--- TASK STATEMENT ---
Give all of the lines again, with nothing added or dropped.

[Saved entries]
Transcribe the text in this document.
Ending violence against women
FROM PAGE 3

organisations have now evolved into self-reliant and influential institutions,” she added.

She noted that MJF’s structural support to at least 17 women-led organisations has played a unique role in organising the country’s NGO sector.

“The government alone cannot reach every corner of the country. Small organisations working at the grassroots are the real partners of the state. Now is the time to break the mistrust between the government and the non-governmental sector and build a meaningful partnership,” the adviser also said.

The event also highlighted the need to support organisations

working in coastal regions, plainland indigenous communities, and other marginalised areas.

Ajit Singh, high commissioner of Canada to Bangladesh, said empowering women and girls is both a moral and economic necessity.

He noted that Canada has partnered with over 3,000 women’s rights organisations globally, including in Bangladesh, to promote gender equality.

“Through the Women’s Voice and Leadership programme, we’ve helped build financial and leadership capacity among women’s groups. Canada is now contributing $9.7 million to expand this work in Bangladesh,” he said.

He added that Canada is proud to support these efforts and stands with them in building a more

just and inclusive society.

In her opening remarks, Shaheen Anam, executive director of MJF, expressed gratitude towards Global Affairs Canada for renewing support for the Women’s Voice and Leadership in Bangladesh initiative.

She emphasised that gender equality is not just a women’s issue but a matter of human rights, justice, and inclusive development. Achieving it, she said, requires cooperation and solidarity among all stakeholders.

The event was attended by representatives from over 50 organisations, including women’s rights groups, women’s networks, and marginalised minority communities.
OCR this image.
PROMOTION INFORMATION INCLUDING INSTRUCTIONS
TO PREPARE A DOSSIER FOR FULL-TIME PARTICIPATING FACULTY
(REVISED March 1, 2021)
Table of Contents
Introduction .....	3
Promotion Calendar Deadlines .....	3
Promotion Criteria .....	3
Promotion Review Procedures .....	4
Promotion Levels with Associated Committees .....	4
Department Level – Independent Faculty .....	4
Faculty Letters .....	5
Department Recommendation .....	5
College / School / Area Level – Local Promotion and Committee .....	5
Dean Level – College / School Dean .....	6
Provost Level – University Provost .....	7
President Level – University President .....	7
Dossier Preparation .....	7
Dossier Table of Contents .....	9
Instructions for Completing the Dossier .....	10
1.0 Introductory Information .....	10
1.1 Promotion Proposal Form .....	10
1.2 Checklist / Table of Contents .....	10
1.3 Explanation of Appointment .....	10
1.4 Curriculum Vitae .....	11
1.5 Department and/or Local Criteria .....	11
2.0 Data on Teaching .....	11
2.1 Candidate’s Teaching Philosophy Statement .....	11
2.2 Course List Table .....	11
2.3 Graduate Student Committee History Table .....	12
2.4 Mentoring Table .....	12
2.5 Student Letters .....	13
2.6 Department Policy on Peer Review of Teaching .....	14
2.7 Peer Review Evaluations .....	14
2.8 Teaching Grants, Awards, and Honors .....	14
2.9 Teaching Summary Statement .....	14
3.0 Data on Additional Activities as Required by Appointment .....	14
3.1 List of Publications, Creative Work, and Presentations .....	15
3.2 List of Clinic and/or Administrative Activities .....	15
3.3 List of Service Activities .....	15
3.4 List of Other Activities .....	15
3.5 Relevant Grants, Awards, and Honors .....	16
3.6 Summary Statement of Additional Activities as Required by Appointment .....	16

--- RIGHT ANSWER ---
Transcribe the text in this document.
Ending violence against women
FROM PAGE 3

organisations have now evolved into self-reliant and influential institutions,” she added.

She noted that MJF’s structural support to at least 17 women-led organisations has played a unique role in organising the country’s NGO sector.

“The government alone cannot reach every corner of the country. Small organisations working at the grassroots are the real partners of the state. Now is the time to break the mistrust between the government and the non-governmental sector and build a meaningful partnership,” the adviser also said.

The event also highlighted the need to support organisations

working in coastal regions, plainland indigenous communities, and other marginalised areas.

Ajit Singh, high commissioner of Canada to Bangladesh, said empowering women and girls is both a moral and economic necessity.

He noted that Canada has partnered with over 3,000 women’s rights organisations globally, including in Bangladesh, to promote gender equality.

“Through the Women’s Voice and Leadership programme, we’ve helped build financial and leadership capacity among women’s groups. Canada is now contributing $9.7 million to expand this work in Bangladesh,” he said.

He added that Canada is proud to support these efforts and stands with them in building a more

just and inclusive society.

In her opening remarks, Shaheen Anam, executive director of MJF, expressed gratitude towards Global Affairs Canada for renewing support for the Women’s Voice and Leadership in Bangladesh initiative.

She emphasised that gender equality is not just a women’s issue but a matter of human rights, justice, and inclusive development. Achieving it, she said, requires cooperation and solidarity among all stakeholders.

The event was attended by representatives from over 50 organisations, including women’s rights groups, women’s networks, and marginalised minority communities.
OCR this image.
PROMOTION INFORMATION INCLUDING INSTRUCTIONS
TO PREPARE A DOSSIER FOR FULL-TIME PARTICIPATING FACULTY
(REVISED March 1, 2021)
Table of Contents
Introduction .....	3
Promotion Calendar Deadlines .....	3
Promotion Criteria .....	3
Promotion Review Procedures .....	4
Promotion Levels with Associated Committees .....	4
Department Level – Independent Faculty .....	4
Faculty Letters .....	5
Department Recommendation .....	5
College / School / Area Level – Local Promotion and Committee .....	5
Dean Level – College / School Dean .....	6
Provost Level – University Provost .....	7
President Level – University President .....	7
Dossier Preparation .....	7
Dossier Table of Contents .....	9
Instructions for Completing the Dossier .....	10
1.0 Introductory Information .....	10
1.1 Promotion Proposal Form .....	10
1.2 Checklist / Table of Contents .....	10
1.3 Explanation of Appointment .....	10
1.4 Curriculum Vitae .....	11
1.5 Department and/or Local Criteria .....	11
2.0 Data on Teaching .....	11
2.1 Candidate’s Teaching Philosophy Statement .....	11
2.2 Course List Table .....	11
2.3 Graduate Student Committee History Table .....	12
2.4 Mentoring Table .....	12
2.5 Student Letters .....	13
2.6 Department Policy on Peer Review of Teaching .....	14
2.7 Peer Review Evaluations .....	14
2.8 Teaching Grants, Awards, and Honors .....	14
2.9 Teaching Summary Statement .....	14
3.0 Data on Additional Activities as Required by Appointment .....	14
3.1 List of Publications, Creative Work, and Presentations .....	15
3.2 List of Clinic and/or Administrative Activities .....	15
3.3 List of Service Activities .....	15
3.4 List of Other Activities .....	15
3.5 Relevant Grants, Awards, and Honors .....	16
3.6 Summary Statement of Additional Activities as Required by Appointment .....	16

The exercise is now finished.